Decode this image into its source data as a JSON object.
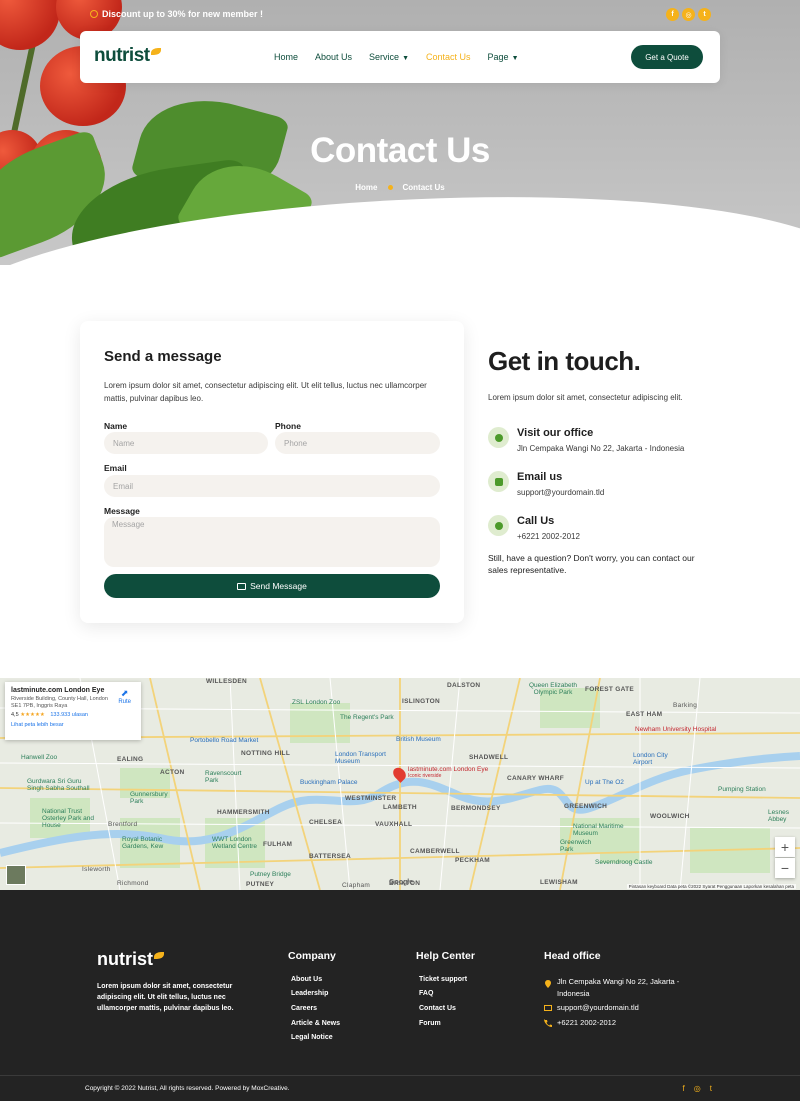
{
  "topbar": {
    "promo": "Discount up to 30% for new member !",
    "social": [
      "f",
      "◎",
      "t"
    ]
  },
  "nav": {
    "logo": "nutrist",
    "links": [
      "Home",
      "About Us",
      "Service",
      "Contact Us",
      "Page"
    ],
    "cta": "Get a Quote"
  },
  "hero": {
    "title": "Contact Us",
    "breadcrumb_home": "Home",
    "breadcrumb_current": "Contact Us"
  },
  "form": {
    "title": "Send a message",
    "description": "Lorem ipsum dolor sit amet, consectetur adipiscing elit. Ut elit tellus, luctus nec ullamcorper mattis, pulvinar dapibus leo.",
    "name_label": "Name",
    "name_placeholder": "Name",
    "phone_label": "Phone",
    "phone_placeholder": "Phone",
    "email_label": "Email",
    "email_placeholder": "Email",
    "message_label": "Message",
    "message_placeholder": "Message",
    "submit": "Send Message"
  },
  "touch": {
    "title": "Get in touch.",
    "description": "Lorem ipsum dolor sit amet, consectetur adipiscing elit.",
    "office_title": "Visit our office",
    "office_value": "Jln Cempaka Wangi No 22, Jakarta - Indonesia",
    "email_title": "Email us",
    "email_value": "support@yourdomain.tld",
    "call_title": "Call Us",
    "call_value": "+6221 2002-2012",
    "footer_note": "Still, have a question? Don't worry, you can contact our sales representative."
  },
  "map": {
    "infobox_title": "lastminute.com London Eye",
    "infobox_address": "Riverside Building, County Hall, London SE1 7PB, Inggris Raya",
    "infobox_rating": "4,5",
    "infobox_stars": "★★★★★",
    "infobox_reviews": "133.933 ulasan",
    "infobox_link": "Lihat peta lebih besar",
    "infobox_route": "Rute",
    "pin_label": "lastminute.com London Eye",
    "pin_sub": "Iconic riverside",
    "areas": [
      "WILLESDEN",
      "DALSTON",
      "FOREST GATE",
      "ISLINGTON",
      "EAST HAM",
      "NOTTING HILL",
      "EALING",
      "ACTON",
      "SHADWELL",
      "CANARY WHARF",
      "WESTMINSTER",
      "LAMBETH",
      "BERMONDSEY",
      "HAMMERSMITH",
      "CHELSEA",
      "VAUXHALL",
      "GREENWICH",
      "WOOLWICH",
      "FULHAM",
      "BATTERSEA",
      "CAMBERWELL",
      "PECKHAM",
      "PUTNEY",
      "BRIXTON",
      "LEWISHAM",
      "Richmond",
      "Isleworth",
      "Clapham",
      "Barking",
      "Brentford"
    ],
    "pois": [
      "ZSL London Zoo",
      "The Regent's Park",
      "British Museum",
      "Portobello Road Market",
      "London Transport Museum",
      "Buckingham Palace",
      "Gunnersbury Park",
      "Ravenscourt Park",
      "Royal Botanic Gardens, Kew",
      "WWT London Wetland Centre",
      "Newham University Hospital",
      "London City Airport",
      "Up at The O2",
      "National Maritime Museum",
      "Greenwich Park",
      "Severndroog Castle",
      "Hanwell Zoo",
      "Queen Elizabeth Olympic Park",
      "Pumping Station",
      "Lesnes Abbey",
      "Gurdwara Sri Guru Singh Sabha Southall",
      "National Trust Osterley Park and House",
      "Putney Bridge"
    ],
    "footer": "Pintasan keyboard   Data peta ©2022   Syarat Penggunaan   Laporkan kesalahan peta",
    "google": "Google",
    "zoom_in": "+",
    "zoom_out": "−"
  },
  "footer": {
    "logo": "nutrist",
    "description": "Lorem ipsum dolor sit amet, consectetur adipiscing elit. Ut elit tellus, luctus nec ullamcorper mattis, pulvinar dapibus leo.",
    "company_title": "Company",
    "company_links": [
      "About Us",
      "Leadership",
      "Careers",
      "Article & News",
      "Legal Notice"
    ],
    "help_title": "Help Center",
    "help_links": [
      "Ticket support",
      "FAQ",
      "Contact Us",
      "Forum"
    ],
    "office_title": "Head office",
    "office_address": "Jln Cempaka Wangi No 22, Jakarta - Indonesia",
    "office_email": "support@yourdomain.tld",
    "office_phone": "+6221 2002-2012",
    "copyright": "Copyright © 2022 Nutrist, All rights reserved. Powered by MoxCreative.",
    "social": [
      "f",
      "◎",
      "t"
    ]
  },
  "colors": {
    "primary": "#0e4d3c",
    "accent": "#f5b21b",
    "footer_bg": "#232323",
    "field_bg": "#f5f2ee"
  },
  "icons": [
    "promo-icon",
    "facebook-icon",
    "instagram-icon",
    "twitter-icon",
    "chevron-down-icon",
    "mail-icon",
    "chat-icon",
    "phone-icon",
    "location-icon",
    "map-pin-icon",
    "route-icon"
  ]
}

EXERCISE: Of all the lines above, how many contain the word "lastminute"? Give the number and nothing else.

RESULT: 2